**Instructions to follow**: Return every entry exactly.

[Data excerpts]
◇ ◇ ◇ ◇ ◇ ◇ ◇

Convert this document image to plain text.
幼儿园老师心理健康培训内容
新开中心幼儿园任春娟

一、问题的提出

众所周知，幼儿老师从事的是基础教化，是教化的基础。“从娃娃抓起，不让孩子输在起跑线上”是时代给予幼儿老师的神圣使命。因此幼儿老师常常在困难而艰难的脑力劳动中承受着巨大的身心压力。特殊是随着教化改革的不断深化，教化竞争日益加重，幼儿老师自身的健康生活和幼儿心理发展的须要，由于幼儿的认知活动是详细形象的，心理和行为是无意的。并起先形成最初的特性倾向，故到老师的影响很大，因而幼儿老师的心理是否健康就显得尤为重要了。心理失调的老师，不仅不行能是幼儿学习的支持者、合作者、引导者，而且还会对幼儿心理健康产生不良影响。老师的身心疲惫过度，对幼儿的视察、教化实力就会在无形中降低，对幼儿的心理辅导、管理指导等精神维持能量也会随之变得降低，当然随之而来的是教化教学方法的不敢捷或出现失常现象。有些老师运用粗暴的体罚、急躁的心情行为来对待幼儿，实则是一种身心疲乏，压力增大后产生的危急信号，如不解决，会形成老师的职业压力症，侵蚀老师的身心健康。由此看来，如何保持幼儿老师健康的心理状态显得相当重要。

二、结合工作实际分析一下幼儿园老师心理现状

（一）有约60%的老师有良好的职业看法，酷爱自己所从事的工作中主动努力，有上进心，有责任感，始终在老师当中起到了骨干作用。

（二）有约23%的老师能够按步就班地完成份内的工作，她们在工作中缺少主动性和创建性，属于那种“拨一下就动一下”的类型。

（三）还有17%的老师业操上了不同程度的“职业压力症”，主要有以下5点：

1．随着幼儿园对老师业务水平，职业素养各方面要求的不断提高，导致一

◇ ◇ ◇ ◇ ◇ ◇ ◇

**Solution for this problem**:
Convert this document image to plain text.
幼儿园老师心理健康培训内容
新开中心幼儿园任春娟

一、问题的提出

众所周知，幼儿老师从事的是基础教化，是教化的基础。“从娃娃抓起，不让孩子输在起跑线上”是时代给予幼儿老师的神圣使命。因此幼儿老师常常在困难而艰难的脑力劳动中承受着巨大的身心压力。特殊是随着教化改革的不断深化，教化竞争日益加重，幼儿老师自身的健康生活和幼儿心理发展的须要，由于幼儿的认知活动是详细形象的，心理和行为是无意的。并起先形成最初的特性倾向，故到老师的影响很大，因而幼儿老师的心理是否健康就显得尤为重要了。心理失调的老师，不仅不行能是幼儿学习的支持者、合作者、引导者，而且还会对幼儿心理健康产生不良影响。老师的身心疲惫过度，对幼儿的视察、教化实力就会在无形中降低，对幼儿的心理辅导、管理指导等精神维持能量也会随之变得降低，当然随之而来的是教化教学方法的不敢捷或出现失常现象。有些老师运用粗暴的体罚、急躁的心情行为来对待幼儿，实则是一种身心疲乏，压力增大后产生的危急信号，如不解决，会形成老师的职业压力症，侵蚀老师的身心健康。由此看来，如何保持幼儿老师健康的心理状态显得相当重要。

二、结合工作实际分析一下幼儿园老师心理现状

（一）有约60%的老师有良好的职业看法，酷爱自己所从事的工作中主动努力，有上进心，有责任感，始终在老师当中起到了骨干作用。

（二）有约23%的老师能够按步就班地完成份内的工作，她们在工作中缺少主动性和创建性，属于那种“拨一下就动一下”的类型。

（三）还有17%的老师业操上了不同程度的“职业压力症”，主要有以下5点：

1．随着幼儿园对老师业务水平，职业素养各方面要求的不断提高，导致一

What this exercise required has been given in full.